Here are some records; copy every line that holds the word "Rights".

--- --- ---

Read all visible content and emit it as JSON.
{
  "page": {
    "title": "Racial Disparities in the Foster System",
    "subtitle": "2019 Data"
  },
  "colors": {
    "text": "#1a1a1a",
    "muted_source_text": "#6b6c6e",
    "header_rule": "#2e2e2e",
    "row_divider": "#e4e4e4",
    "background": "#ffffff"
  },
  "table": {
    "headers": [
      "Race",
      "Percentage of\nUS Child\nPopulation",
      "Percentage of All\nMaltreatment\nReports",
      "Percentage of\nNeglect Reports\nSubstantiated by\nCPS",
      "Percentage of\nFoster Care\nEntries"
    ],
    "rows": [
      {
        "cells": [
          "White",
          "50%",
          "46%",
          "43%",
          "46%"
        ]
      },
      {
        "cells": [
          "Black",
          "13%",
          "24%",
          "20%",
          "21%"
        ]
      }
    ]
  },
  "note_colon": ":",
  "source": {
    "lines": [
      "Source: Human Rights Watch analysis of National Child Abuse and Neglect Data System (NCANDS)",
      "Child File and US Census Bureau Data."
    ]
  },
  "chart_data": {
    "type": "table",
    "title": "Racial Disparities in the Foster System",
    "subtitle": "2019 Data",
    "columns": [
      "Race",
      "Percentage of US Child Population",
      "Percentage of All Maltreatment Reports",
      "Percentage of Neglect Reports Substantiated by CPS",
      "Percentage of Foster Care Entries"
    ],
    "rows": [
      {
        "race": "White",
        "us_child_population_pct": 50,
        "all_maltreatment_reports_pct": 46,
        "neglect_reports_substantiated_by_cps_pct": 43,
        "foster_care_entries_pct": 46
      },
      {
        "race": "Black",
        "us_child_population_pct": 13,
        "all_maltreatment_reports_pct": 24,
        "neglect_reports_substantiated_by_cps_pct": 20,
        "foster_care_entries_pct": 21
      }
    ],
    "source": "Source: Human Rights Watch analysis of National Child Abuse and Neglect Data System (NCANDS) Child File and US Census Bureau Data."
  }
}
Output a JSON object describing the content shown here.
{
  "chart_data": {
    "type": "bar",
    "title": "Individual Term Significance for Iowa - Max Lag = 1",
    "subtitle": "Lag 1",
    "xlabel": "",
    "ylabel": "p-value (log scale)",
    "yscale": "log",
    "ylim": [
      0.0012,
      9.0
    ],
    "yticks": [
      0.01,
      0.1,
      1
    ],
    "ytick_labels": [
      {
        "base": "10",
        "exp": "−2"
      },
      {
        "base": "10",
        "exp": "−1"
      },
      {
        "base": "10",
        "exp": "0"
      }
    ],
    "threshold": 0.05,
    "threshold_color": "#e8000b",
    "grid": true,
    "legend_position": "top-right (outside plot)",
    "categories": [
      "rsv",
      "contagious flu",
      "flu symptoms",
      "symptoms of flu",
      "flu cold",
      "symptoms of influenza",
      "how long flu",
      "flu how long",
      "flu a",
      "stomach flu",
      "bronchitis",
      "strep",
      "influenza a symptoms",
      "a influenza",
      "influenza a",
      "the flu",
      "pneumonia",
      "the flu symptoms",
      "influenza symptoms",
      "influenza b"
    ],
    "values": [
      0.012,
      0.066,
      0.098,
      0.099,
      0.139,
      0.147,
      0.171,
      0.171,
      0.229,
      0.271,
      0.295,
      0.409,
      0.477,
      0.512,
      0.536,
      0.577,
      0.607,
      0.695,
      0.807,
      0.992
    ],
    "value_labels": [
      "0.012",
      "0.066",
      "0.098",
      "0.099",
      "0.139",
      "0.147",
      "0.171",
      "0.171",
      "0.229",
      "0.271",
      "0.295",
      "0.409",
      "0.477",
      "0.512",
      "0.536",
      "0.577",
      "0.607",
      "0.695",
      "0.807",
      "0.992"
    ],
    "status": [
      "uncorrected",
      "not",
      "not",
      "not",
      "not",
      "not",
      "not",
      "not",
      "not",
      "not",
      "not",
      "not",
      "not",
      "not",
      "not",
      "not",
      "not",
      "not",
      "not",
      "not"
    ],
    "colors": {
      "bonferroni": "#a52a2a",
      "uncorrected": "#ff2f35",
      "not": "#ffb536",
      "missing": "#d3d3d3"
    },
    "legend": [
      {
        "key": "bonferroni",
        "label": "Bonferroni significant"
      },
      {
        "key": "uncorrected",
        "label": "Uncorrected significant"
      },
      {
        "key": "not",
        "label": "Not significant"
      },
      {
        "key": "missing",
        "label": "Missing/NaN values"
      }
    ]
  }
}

--- --- ---

Solution to this task:
      "Source: Human Rights Watch analysis of National Child Abuse and Neglect Data System (NCANDS)",
    "source": "Source: Human Rights Watch analysis of National Child Abuse and Neglect Data System (NCANDS) Child File and US Census Bureau Data."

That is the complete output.